Work to do:
1. Please write out the listing from its first line through the line that contains "y-tick-label: 500 [51,206,75,222]", including both of those lines, and copy nothing past it.
2. Extend the passage on confronting Matt and the Acts 29 doctrines, starting right after its final sentence.

Extract:
####

Does anyone remember that part of the Bible that states that scripture is to be used for rebuke and correction? Who is going to be the Apostle Paul to put Matt in his place rebuking him and correcting him on his doctrines.

As of right now, after his pseudo apology, he remains adamant about his doctrines, when the rest of the body of Christ is calling his doctrines crazy. That being said, then Acts 29 doctrines are crazy. And Acts 29 controls a great portion of church's. Controls. So who is going to confront Acts 29?

What is the body of Christ going to do about it? Blogs, or confront? Is the body of Christ going to do something, or just stand by and let it happen, thinking that they are an autonomous group that should not be bothered? A kind of "mind your own business" tactic. If so, does the body of Christ consider them to be "brothers and sisters" in Christ if their doctrines are way off base, and no one is the David that will fight the Goliath?

####

[Element position data]
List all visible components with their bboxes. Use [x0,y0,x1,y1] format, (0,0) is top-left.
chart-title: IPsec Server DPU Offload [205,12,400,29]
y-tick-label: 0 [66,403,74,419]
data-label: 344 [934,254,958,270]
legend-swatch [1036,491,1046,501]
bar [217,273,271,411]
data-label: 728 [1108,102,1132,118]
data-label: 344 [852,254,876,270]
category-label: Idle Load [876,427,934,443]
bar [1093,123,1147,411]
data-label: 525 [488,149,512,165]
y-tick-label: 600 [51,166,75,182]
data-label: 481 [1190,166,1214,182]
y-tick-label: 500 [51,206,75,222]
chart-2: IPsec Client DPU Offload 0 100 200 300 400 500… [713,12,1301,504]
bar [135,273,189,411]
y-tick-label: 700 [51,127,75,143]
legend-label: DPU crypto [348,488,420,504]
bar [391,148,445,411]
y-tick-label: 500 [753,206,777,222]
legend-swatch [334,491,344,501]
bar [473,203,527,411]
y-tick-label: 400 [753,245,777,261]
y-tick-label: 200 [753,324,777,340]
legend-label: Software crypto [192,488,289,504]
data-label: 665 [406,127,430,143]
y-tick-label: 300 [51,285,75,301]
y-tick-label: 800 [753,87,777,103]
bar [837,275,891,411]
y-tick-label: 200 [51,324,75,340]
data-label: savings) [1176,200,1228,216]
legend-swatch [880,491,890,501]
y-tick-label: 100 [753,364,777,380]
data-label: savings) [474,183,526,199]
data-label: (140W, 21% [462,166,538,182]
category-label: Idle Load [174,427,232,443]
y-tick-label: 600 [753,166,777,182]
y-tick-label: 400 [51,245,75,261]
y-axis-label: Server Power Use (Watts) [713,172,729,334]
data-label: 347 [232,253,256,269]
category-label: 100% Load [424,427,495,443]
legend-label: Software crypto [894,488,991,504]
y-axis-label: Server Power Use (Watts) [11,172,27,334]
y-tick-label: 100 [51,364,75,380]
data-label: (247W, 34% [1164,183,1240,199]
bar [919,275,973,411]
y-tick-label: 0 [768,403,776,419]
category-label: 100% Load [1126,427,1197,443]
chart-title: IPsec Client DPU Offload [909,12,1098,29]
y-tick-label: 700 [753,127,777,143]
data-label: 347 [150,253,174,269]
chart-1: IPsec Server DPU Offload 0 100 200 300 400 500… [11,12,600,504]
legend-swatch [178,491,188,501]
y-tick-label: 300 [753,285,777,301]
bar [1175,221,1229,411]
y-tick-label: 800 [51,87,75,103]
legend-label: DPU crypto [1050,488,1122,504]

####

Responses to the tasks:
1.
List all visible components with their bboxes. Use [x0,y0,x1,y1] format, (0,0) is top-left.
chart-title: IPsec Server DPU Offload [205,12,400,29]
y-tick-label: 0 [66,403,74,419]
data-label: 344 [934,254,958,270]
legend-swatch [1036,491,1046,501]
bar [217,273,271,411]
data-label: 728 [1108,102,1132,118]
data-label: 344 [852,254,876,270]
category-label: Idle Load [876,427,934,443]
bar [1093,123,1147,411]
data-label: 525 [488,149,512,165]
y-tick-label: 600 [51,166,75,182]
data-label: 481 [1190,166,1214,182]
y-tick-label: 500 [51,206,75,222]

2.
Oh...I forgot...just forgive, ignorantly, without accountability to anyone, letting them continue in their false doctrines, even tho they have no intention of changing doctrines, but just a change in communicating their false doctrines better, so that everyone understands "covenant membership" in more detail, so that no one can get away with annulments ever again, and not be held accountable to Matt.

It seems to me that the reformed needs reformed.

Ed Chapman

chapmaned24 said...

Matthew 3:8 (Strong's Concordance references)
Bring forth 4160 5657 therefore 3767 fruits 2590 meet 514 for repentance 3341:(meet…: or, answerable to amendment of life)

Meet:
Word: axioj

Pronounce: ax'-ee-os

Strongs Number: G514

Orig: probably from 71; deserving, comparable or suitable (as if drawing praise):--due reward, meet, (un-)worthy. G71

Use: TDNT-1:379,63 Adjective

Heb Strong: H1121 H4392 H7737

1) weighing, having weight, having the weight of another thing of like value, worth as much
2) befitting, congruous, corresponding to a thing
3) of one who has merited anything worthy
3a) both in a good and a bad sense

Acts 26:20
...that they should repent and turn to God, and do works meet for repentance.

In other words, prove that you have repented. Words mean nothing without action, hence, faith without works is dead. But you say that just because one repents, you must forgive. You say you have faith, well, show me your faith by what you do. Don't just say it. Do it. Do it, to prove it.

Ed Chapman


Anonymous said...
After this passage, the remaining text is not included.